■ Task description
Take every line where the string "下列说法错误的是" appears and copy it.

··· Supplied data ···

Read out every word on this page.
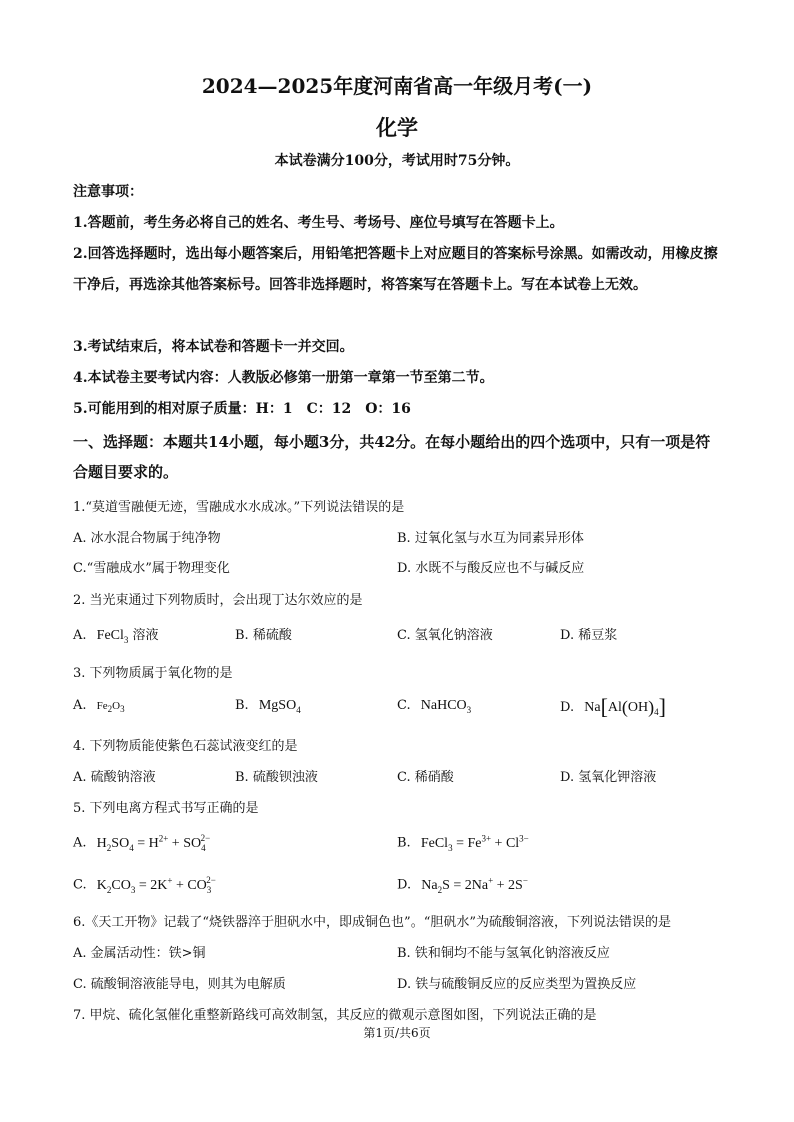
2024—2025年度河南省高一年级月考(一)
化学
本试卷满分100分，考试用时75分钟。
注意事项：
1.答题前，考生务必将自己的姓名、考生号、考场号、座位号填写在答题卡上。
2.回答选择题时，选出每小题答案后，用铅笔把答题卡上对应题目的答案标号涂黑。如需改动，用橡皮擦干净后，再选涂其他答案标号。回答非选择题时，将答案写在答题卡上。写在本试卷上无效。
3.考试结束后，将本试卷和答题卡一并交回。
4.本试卷主要考试内容：人教版必修第一册第一章第一节至第二节。
5.可能用到的相对原子质量：H：1　C：12　O：16
一、选择题：本题共14小题，每小题3分，共42分。在每小题给出的四个选项中，只有一项是符合题目要求的。
1.“莫道雪融便无迹，雪融成水水成冰。”下列说法错误的是
A. 冰水混合物属于纯净物	B. 过氧化氢与水互为同素异形体
C.“雪融成水”属于物理变化	D. 水既不与酸反应也不与碱反应
2. 当光束通过下列物质时，会出现丁达尔效应的是
A. FeCl$_3$ 溶液	B. 稀硫酸	C. 氢氧化钠溶液	D. 稀豆浆
3. 下列物质属于氧化物的是
A. $Fe_2O_3$	B. MgSO$_4$	C. NaHCO$_3$	D. $Na[Al(OH)_4]$
4. 下列物质能使紫色石蕊试液变红的是
A. 硫酸钠溶液	B. 硫酸钡浊液	C. 稀硝酸	D. 氢氧化钾溶液
5. 下列电离方程式书写正确的是
A. $H_2SO_4 = H^{2+} + SO_4^{2-}$	B. FeCl$_3$ = $Fe^{3+} + Cl^{3-}$
C. $K_2CO_3 = 2K^+ + CO_3^{2-}$	D. $Na_2S = 2Na^+ + 2S^-$
6.《天工开物》记载了“烧铁器淬于胆矾水中，即成铜色也”。“胆矾水”为硫酸铜溶液，下列说法错误的是
A. 金属活动性：铁>铜	B. 铁和铜均不能与氢氧化钠溶液反应
C. 硫酸铜溶液能导电，则其为电解质	D. 铁与硫酸铜反应的反应类型为置换反应
7. 甲烷、硫化氢催化重整新路线可高效制氢，其反应的微观示意图如图，下列说法正确的是
第1页/共6页
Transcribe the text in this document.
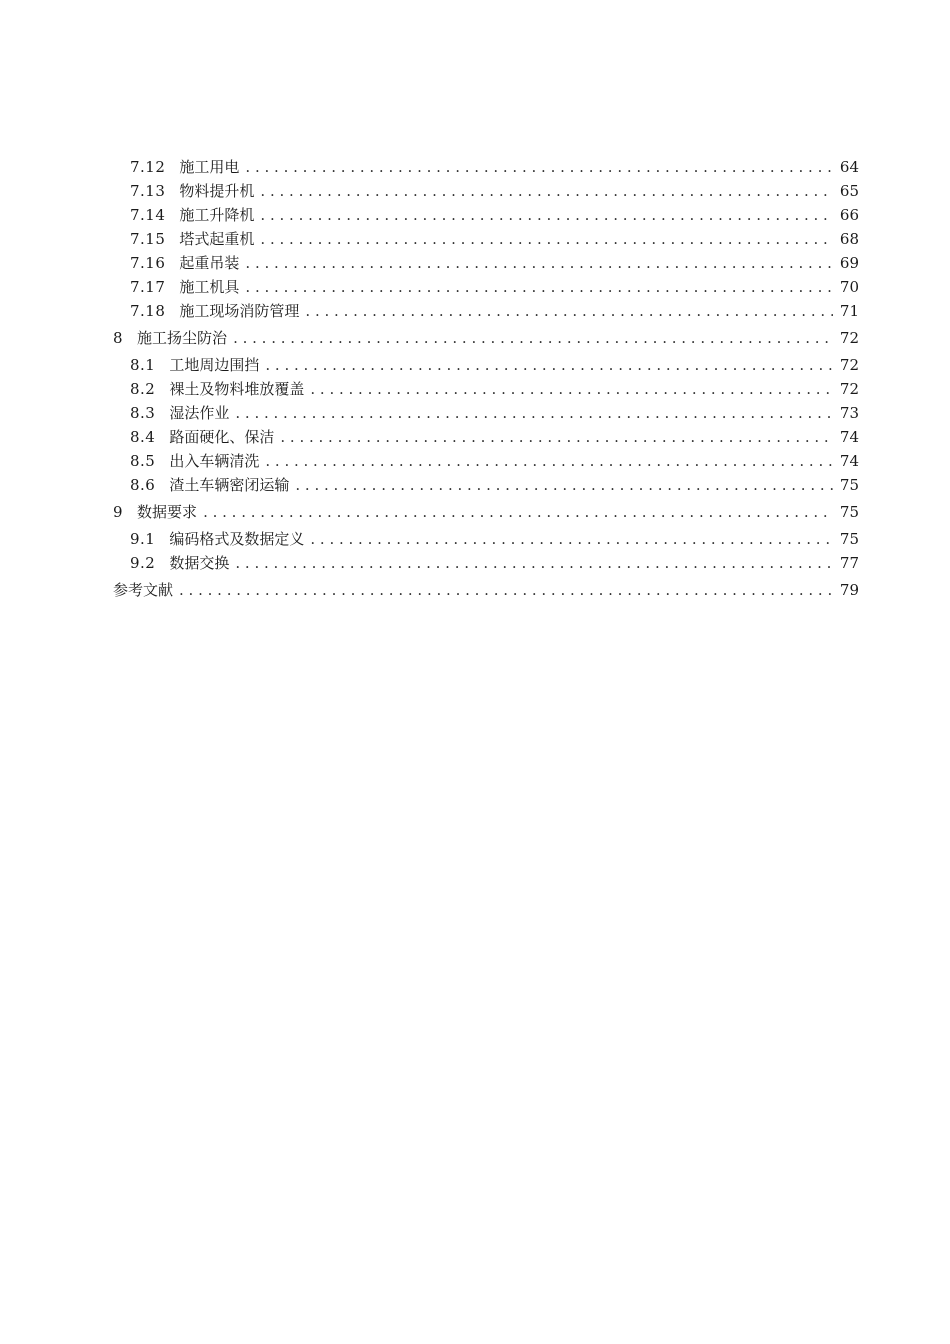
7.12 施工用电 . . .	64
7.13 物料提升机 . . .	65
7.14 施工升降机 . . .	66
7.15 塔式起重机 . . .	68
7.16 起重吊装 . . .	69
7.17 施工机具 . . .	70
7.18 施工现场消防管理 . . .	71
8 施工扬尘防治 . . .	72
8.1 工地周边围挡 . . .	72
8.2 裸土及物料堆放覆盖 . . .	72
8.3 湿法作业 . . .	73
8.4 路面硬化、保洁 . . .	74
8.5 出入车辆清洗 . . .	74
8.6 渣土车辆密闭运输 . . .	75
9 数据要求 . . .	75
9.1 编码格式及数据定义 . . .	75
9.2 数据交换 . . .	77
参考文献 . . .	79
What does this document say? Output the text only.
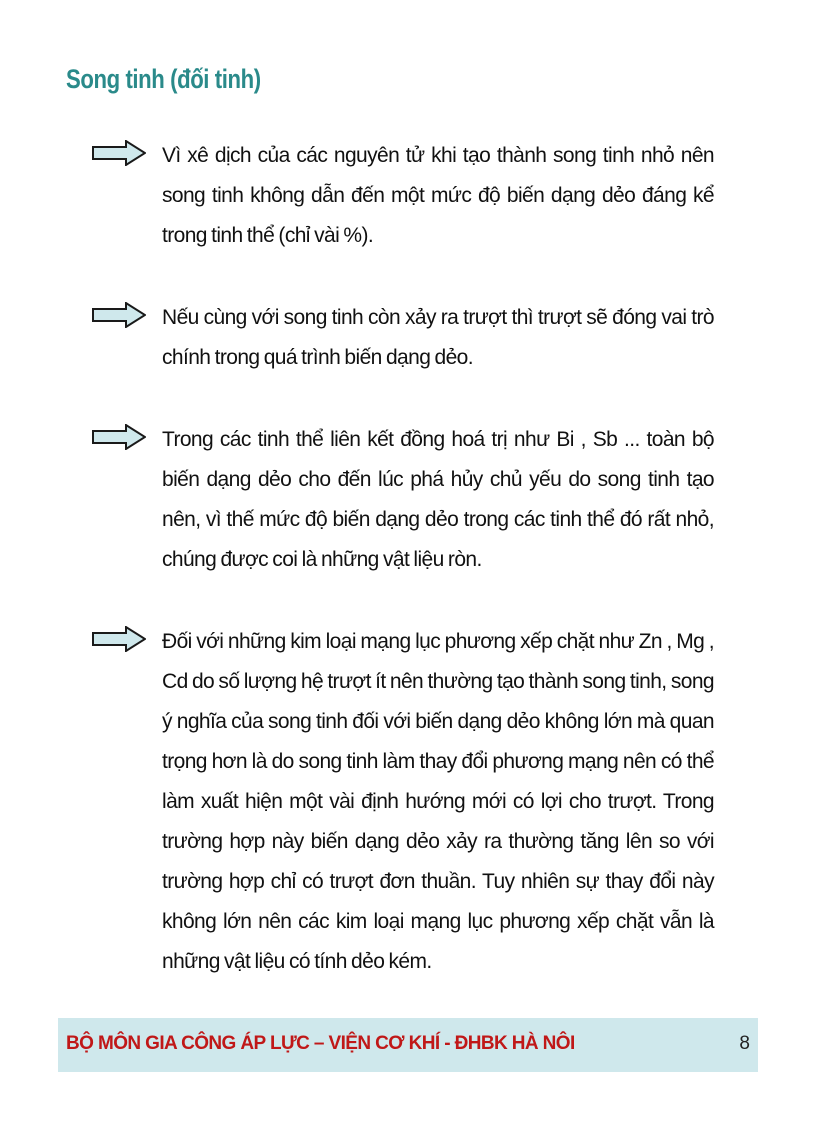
Song tinh (đối tinh)
Vì xê dịch của các nguyên tử khi tạo thành song tinh nhỏ nên song tinh không dẫn đến một mức độ biến dạng dẻo đáng kể trong tinh thể (chỉ vài %).
Nếu cùng với song tinh còn xảy ra trượt thì trượt sẽ đóng vai trò chính trong quá trình biến dạng dẻo.
Trong các tinh thể liên kết đồng hoá trị như Bi , Sb ... toàn bộ biến dạng dẻo cho đến lúc phá hủy chủ yếu do song tinh tạo nên, vì thế mức độ biến dạng dẻo trong các tinh thể đó rất nhỏ, chúng được coi là những vật liệu ròn.
Đối với những kim loại mạng lục phương xếp chặt như Zn , Mg , Cd do số lượng hệ trượt ít nên thường tạo thành song tinh, song ý nghĩa của song tinh đối với biến dạng dẻo không lớn mà quan trọng hơn là do song tinh làm thay đổi phương mạng nên có thể làm xuất hiện một vài định hướng mới có lợi cho trượt. Trong trường hợp này biến dạng dẻo xảy ra thường tăng lên so với trường hợp chỉ có trượt đơn thuần. Tuy nhiên sự thay đổi này không lớn nên các kim loại mạng lục phương xếp chặt vẫn là những vật liệu có tính dẻo kém.
BỘ MÔN GIA CÔNG ÁP LỰC – VIỆN CƠ KHÍ - ĐHBK HÀ NÔI	8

···

■ Response below
1.“莫道雪融便无迹，雪融成水水成冰。”下列说法错误的是
6.《天工开物》记载了“烧铁器淬于胆矾水中，即成铜色也”。“胆矾水”为硫酸铜溶液，下列说法错误的是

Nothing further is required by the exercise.